● BRIEF: Transcribe the records below in full; pictures stay out of the copy.

● SUPPLIED DATA:
━━━━━━━━━━━━━━━━━━━━━━━━━━━━━━

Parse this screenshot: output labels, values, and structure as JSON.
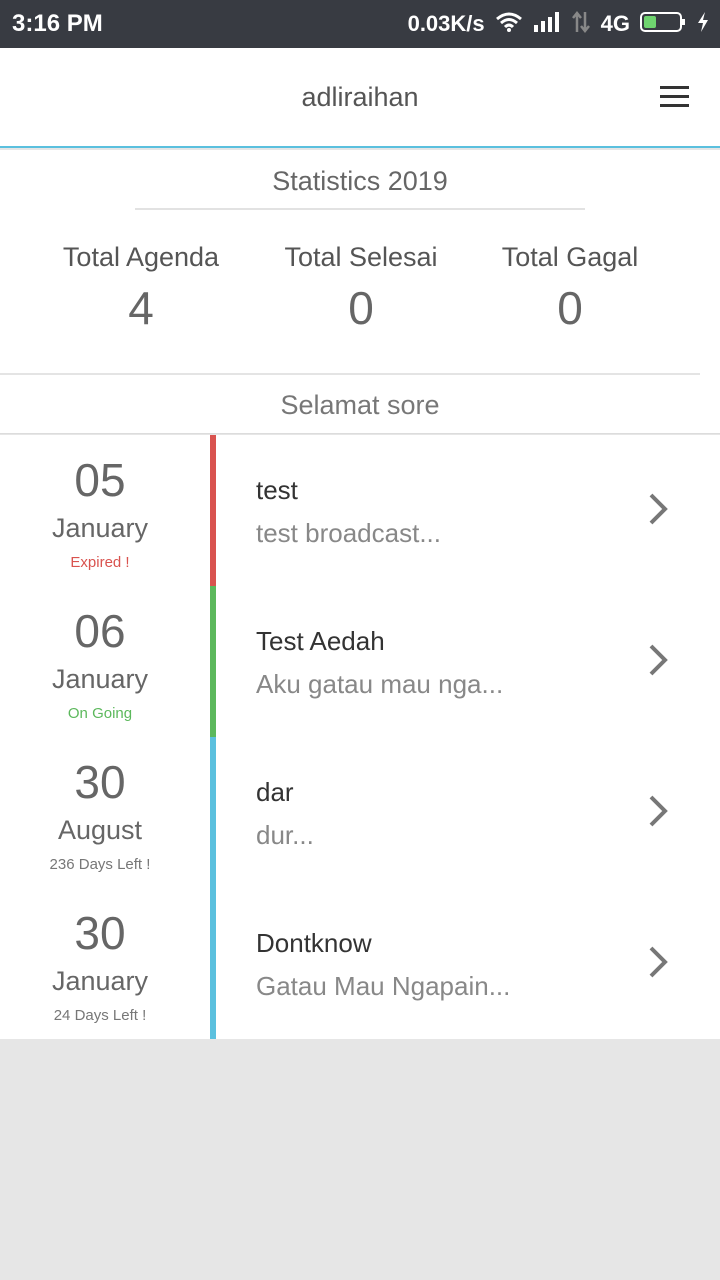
{
  "status_bar": {
    "time": "3:16 PM",
    "speed": "0.03K/s",
    "network": "4G",
    "battery_level": 0.35,
    "icons": [
      "wifi-icon",
      "signal-icon",
      "data-arrows-icon",
      "battery-icon",
      "charging-icon"
    ]
  },
  "header": {
    "title": "adliraihan",
    "menu_icon": "hamburger-menu-icon"
  },
  "stats": {
    "title": "Statistics 2019",
    "items": [
      {
        "label": "Total Agenda",
        "value": "4"
      },
      {
        "label": "Total Selesai",
        "value": "0"
      },
      {
        "label": "Total Gagal",
        "value": "0"
      }
    ],
    "greeting": "Selamat sore"
  },
  "agenda": [
    {
      "day": "05",
      "month": "January",
      "status": "Expired !",
      "status_color": "#d9534f",
      "bar_color": "#d9534f",
      "title": "test",
      "desc": "test broadcast..."
    },
    {
      "day": "06",
      "month": "January",
      "status": "On Going",
      "status_color": "#5cb85c",
      "bar_color": "#5cb85c",
      "title": "Test Aedah",
      "desc": "Aku gatau mau nga..."
    },
    {
      "day": "30",
      "month": "August",
      "status": "236 Days Left !",
      "status_color": "#777777",
      "bar_color": "#5bc0de",
      "title": "dar",
      "desc": "dur..."
    },
    {
      "day": "30",
      "month": "January",
      "status": "24 Days Left !",
      "status_color": "#777777",
      "bar_color": "#5bc0de",
      "title": "Dontknow",
      "desc": "Gatau Mau Ngapain..."
    }
  ],
  "colors": {
    "accent": "#5bc0de",
    "status_bar_bg": "#383b42",
    "page_bg": "#e6e6e6"
  }
}
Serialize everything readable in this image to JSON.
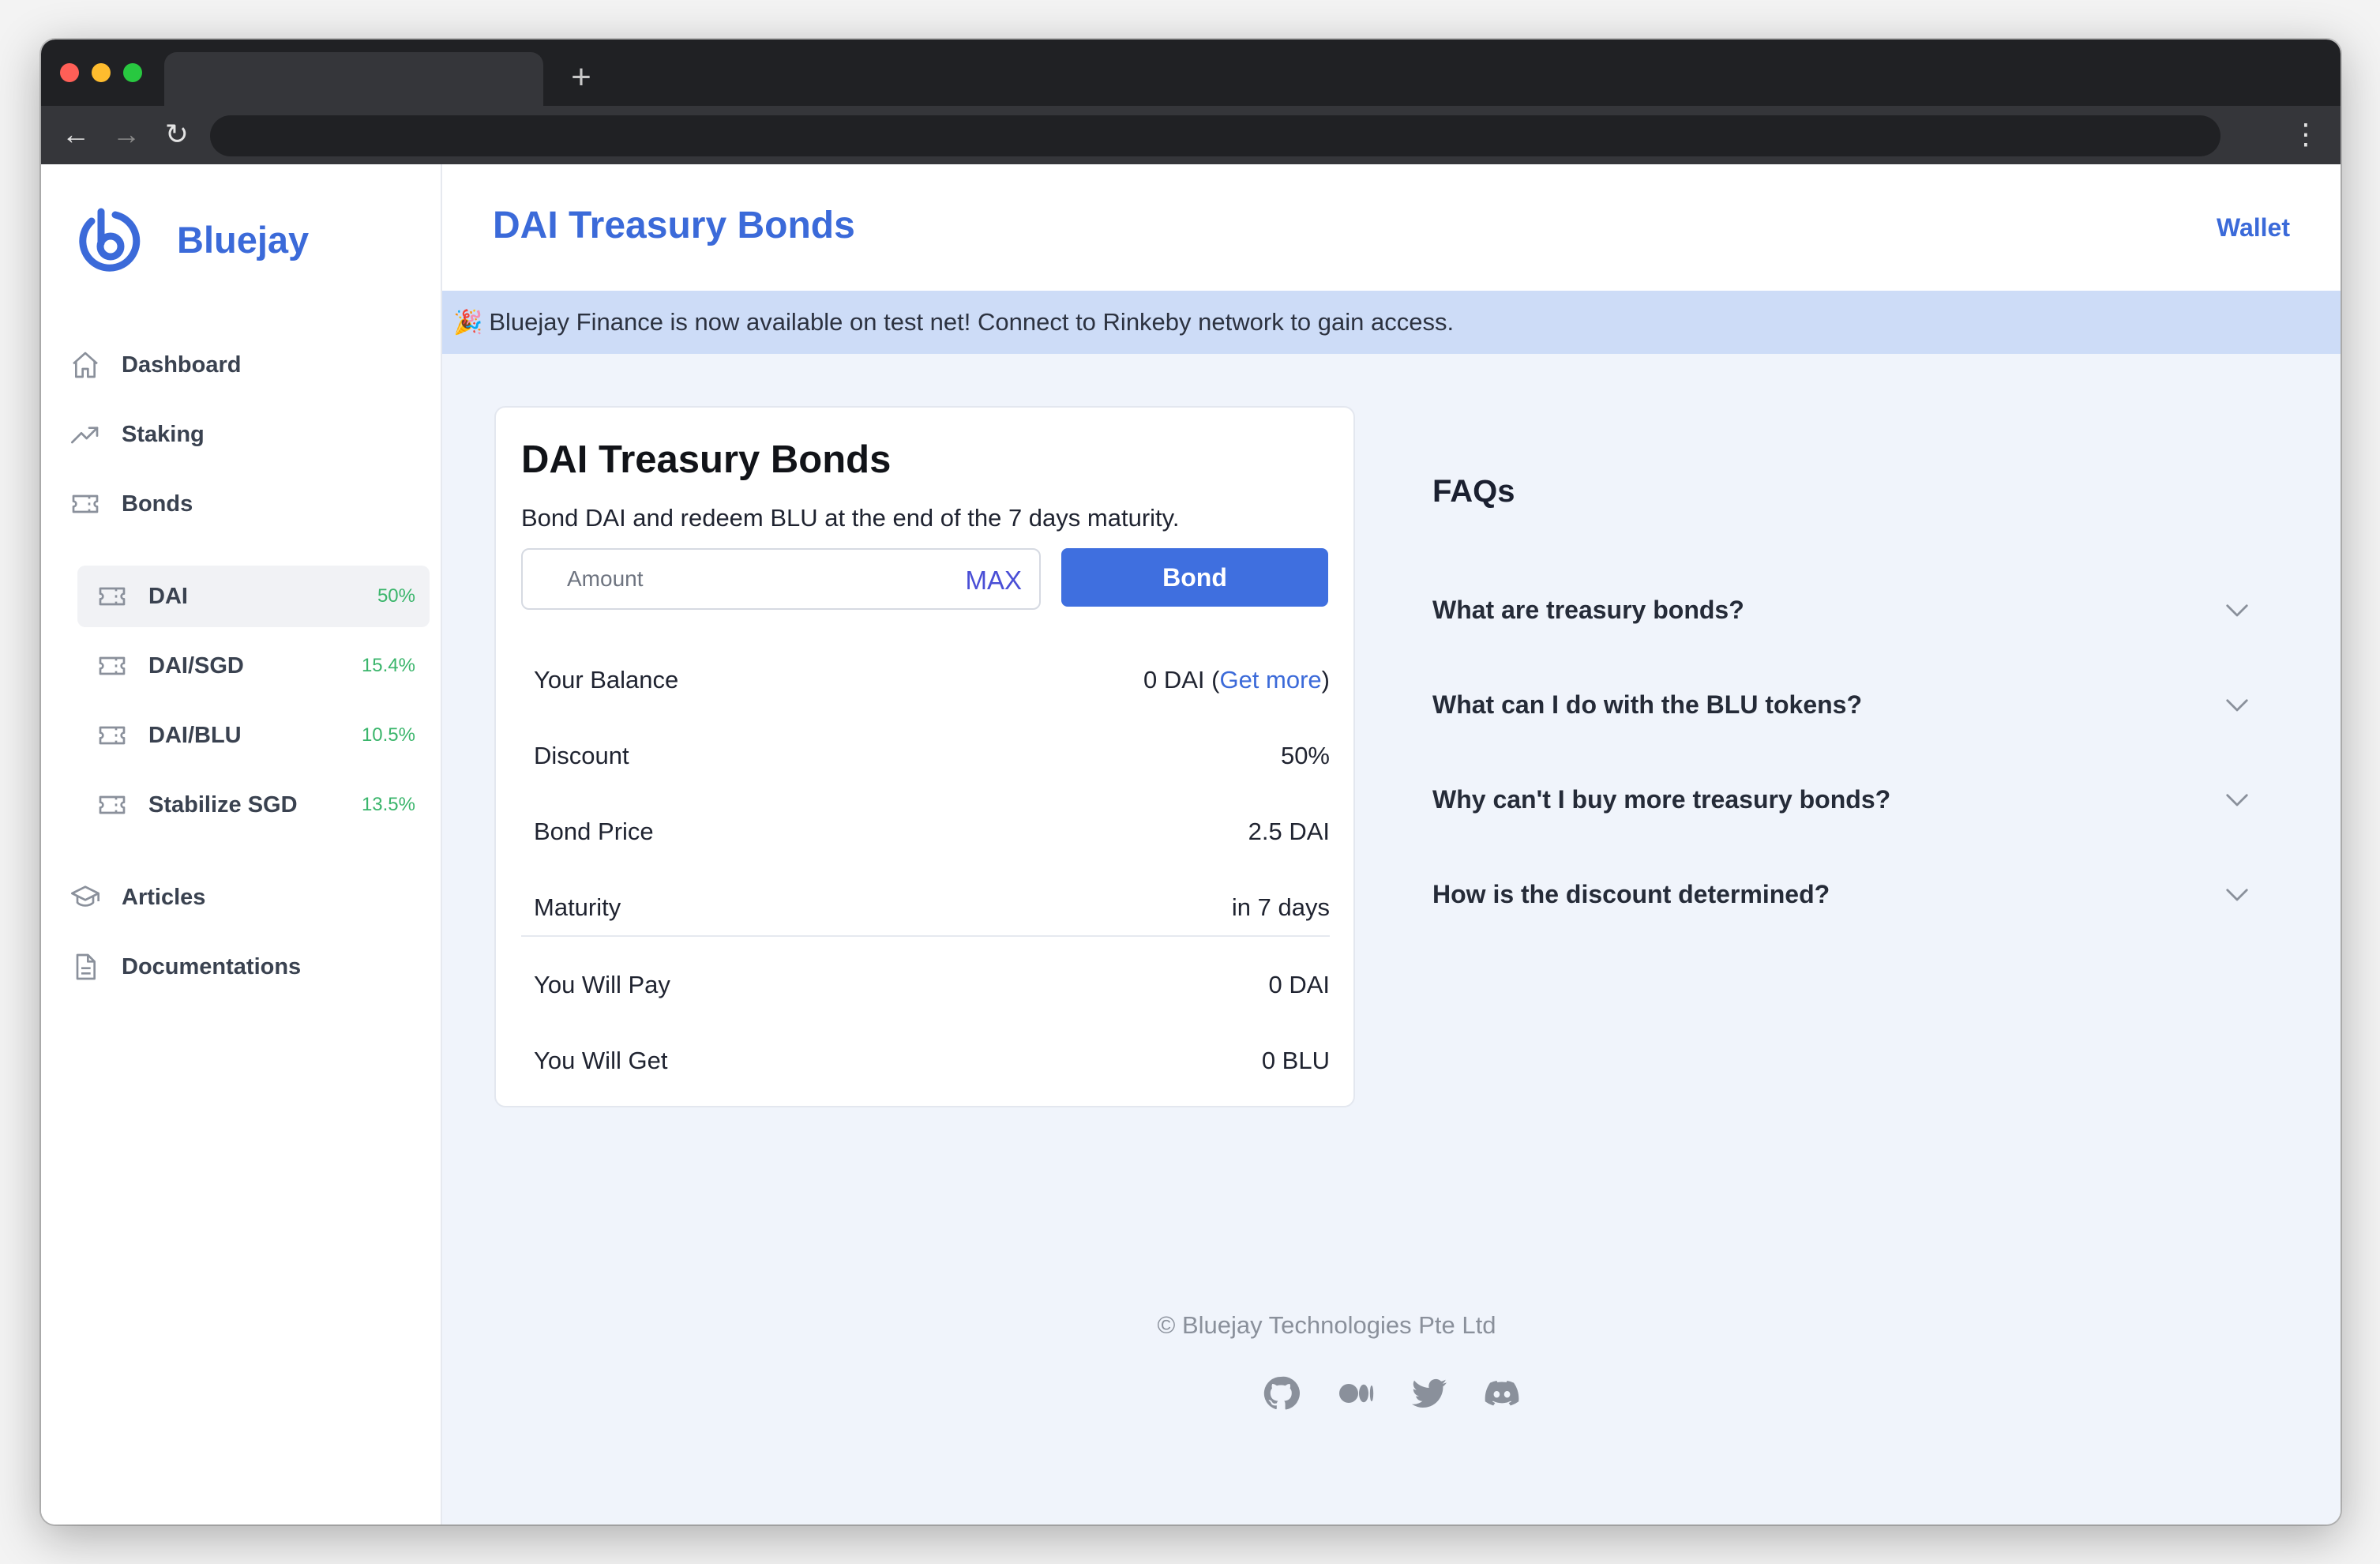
{
  "browser": {
    "new_tab_label": "+",
    "back_glyph": "←",
    "forward_glyph": "→",
    "reload_glyph": "↻",
    "menu_glyph": "⋮"
  },
  "sidebar": {
    "brand": "Bluejay",
    "items": [
      {
        "label": "Dashboard",
        "icon": "home-icon"
      },
      {
        "label": "Staking",
        "icon": "trending-up-icon"
      },
      {
        "label": "Bonds",
        "icon": "ticket-icon"
      },
      {
        "label": "Articles",
        "icon": "graduation-cap-icon"
      },
      {
        "label": "Documentations",
        "icon": "document-icon"
      }
    ],
    "bonds": [
      {
        "label": "DAI",
        "pct": "50%",
        "active": true
      },
      {
        "label": "DAI/SGD",
        "pct": "15.4%"
      },
      {
        "label": "DAI/BLU",
        "pct": "10.5%"
      },
      {
        "label": "Stabilize SGD",
        "pct": "13.5%"
      }
    ]
  },
  "header": {
    "title": "DAI Treasury Bonds",
    "wallet": "Wallet"
  },
  "banner": {
    "emoji": "🎉",
    "text": "Bluejay Finance is now available on test net! Connect to Rinkeby network to gain access."
  },
  "bond_card": {
    "title": "DAI Treasury Bonds",
    "subtitle": "Bond DAI and redeem BLU at the end of the 7 days maturity.",
    "amount_placeholder": "Amount",
    "max_label": "MAX",
    "bond_label": "Bond",
    "balance_label": "Your Balance",
    "balance_value": "0 DAI",
    "balance_open": "(",
    "balance_link": "Get more",
    "balance_close": ")",
    "rows": [
      {
        "label": "Discount",
        "value": "50%"
      },
      {
        "label": "Bond Price",
        "value": "2.5 DAI"
      },
      {
        "label": "Maturity",
        "value": "in 7 days"
      },
      {
        "label": "You Will Pay",
        "value": "0 DAI"
      },
      {
        "label": "You Will Get",
        "value": "0 BLU"
      }
    ]
  },
  "faq": {
    "title": "FAQs",
    "items": [
      "What are treasury bonds?",
      "What can I do with the BLU tokens?",
      "Why can't I buy more treasury bonds?",
      "How is the discount determined?"
    ]
  },
  "footer": {
    "copyright": "© Bluejay Technologies Pte Ltd",
    "socials": [
      "github-icon",
      "medium-icon",
      "twitter-icon",
      "discord-icon"
    ]
  },
  "colors": {
    "accent": "#3b6ad9",
    "button": "#3f6fdf",
    "banner": "#cddcf7",
    "positive": "#3ab56b",
    "page_bg": "#f0f4fb"
  }
}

━━━━━━━━━━━━━━━━━━━━━━━━━━━━━━

● SOLUTION FOR THIS PROBLEM:
Parse this screenshot: output labels, values, and structure as JSON.
{
  "status_bar": {
    "time": "3:16 PM",
    "speed": "0.03K/s",
    "network": "4G",
    "battery_level": 0.35,
    "icons": [
      "wifi-icon",
      "signal-icon",
      "data-arrows-icon",
      "battery-icon",
      "charging-icon"
    ]
  },
  "header": {
    "title": "adliraihan",
    "menu_icon": "hamburger-menu-icon"
  },
  "stats": {
    "title": "Statistics 2019",
    "items": [
      {
        "label": "Total Agenda",
        "value": "4"
      },
      {
        "label": "Total Selesai",
        "value": "0"
      },
      {
        "label": "Total Gagal",
        "value": "0"
      }
    ],
    "greeting": "Selamat sore"
  },
  "agenda": [
    {
      "day": "05",
      "month": "January",
      "status": "Expired !",
      "status_color": "#d9534f",
      "bar_color": "#d9534f",
      "title": "test",
      "desc": "test broadcast..."
    },
    {
      "day": "06",
      "month": "January",
      "status": "On Going",
      "status_color": "#5cb85c",
      "bar_color": "#5cb85c",
      "title": "Test Aedah",
      "desc": "Aku gatau mau nga..."
    },
    {
      "day": "30",
      "month": "August",
      "status": "236 Days Left !",
      "status_color": "#777777",
      "bar_color": "#5bc0de",
      "title": "dar",
      "desc": "dur..."
    },
    {
      "day": "30",
      "month": "January",
      "status": "24 Days Left !",
      "status_color": "#777777",
      "bar_color": "#5bc0de",
      "title": "Dontknow",
      "desc": "Gatau Mau Ngapain..."
    }
  ],
  "colors": {
    "accent": "#5bc0de",
    "status_bar_bg": "#383b42",
    "page_bg": "#e6e6e6"
  }
}
Serialize everything readable in this image to JSON.
{
  "browser": {
    "new_tab_label": "+",
    "back_glyph": "←",
    "forward_glyph": "→",
    "reload_glyph": "↻",
    "menu_glyph": "⋮"
  },
  "sidebar": {
    "brand": "Bluejay",
    "items": [
      {
        "label": "Dashboard",
        "icon": "home-icon"
      },
      {
        "label": "Staking",
        "icon": "trending-up-icon"
      },
      {
        "label": "Bonds",
        "icon": "ticket-icon"
      },
      {
        "label": "Articles",
        "icon": "graduation-cap-icon"
      },
      {
        "label": "Documentations",
        "icon": "document-icon"
      }
    ],
    "bonds": [
      {
        "label": "DAI",
        "pct": "50%",
        "active": true
      },
      {
        "label": "DAI/SGD",
        "pct": "15.4%"
      },
      {
        "label": "DAI/BLU",
        "pct": "10.5%"
      },
      {
        "label": "Stabilize SGD",
        "pct": "13.5%"
      }
    ]
  },
  "header": {
    "title": "DAI Treasury Bonds",
    "wallet": "Wallet"
  },
  "banner": {
    "emoji": "🎉",
    "text": "Bluejay Finance is now available on test net! Connect to Rinkeby network to gain access."
  },
  "bond_card": {
    "title": "DAI Treasury Bonds",
    "subtitle": "Bond DAI and redeem BLU at the end of the 7 days maturity.",
    "amount_placeholder": "Amount",
    "max_label": "MAX",
    "bond_label": "Bond",
    "balance_label": "Your Balance",
    "balance_value": "0 DAI",
    "balance_open": "(",
    "balance_link": "Get more",
    "balance_close": ")",
    "rows": [
      {
        "label": "Discount",
        "value": "50%"
      },
      {
        "label": "Bond Price",
        "value": "2.5 DAI"
      },
      {
        "label": "Maturity",
        "value": "in 7 days"
      },
      {
        "label": "You Will Pay",
        "value": "0 DAI"
      },
      {
        "label": "You Will Get",
        "value": "0 BLU"
      }
    ]
  },
  "faq": {
    "title": "FAQs",
    "items": [
      "What are treasury bonds?",
      "What can I do with the BLU tokens?",
      "Why can't I buy more treasury bonds?",
      "How is the discount determined?"
    ]
  },
  "footer": {
    "copyright": "© Bluejay Technologies Pte Ltd",
    "socials": [
      "github-icon",
      "medium-icon",
      "twitter-icon",
      "discord-icon"
    ]
  },
  "colors": {
    "accent": "#3b6ad9",
    "button": "#3f6fdf",
    "banner": "#cddcf7",
    "positive": "#3ab56b",
    "page_bg": "#f0f4fb"
  }
}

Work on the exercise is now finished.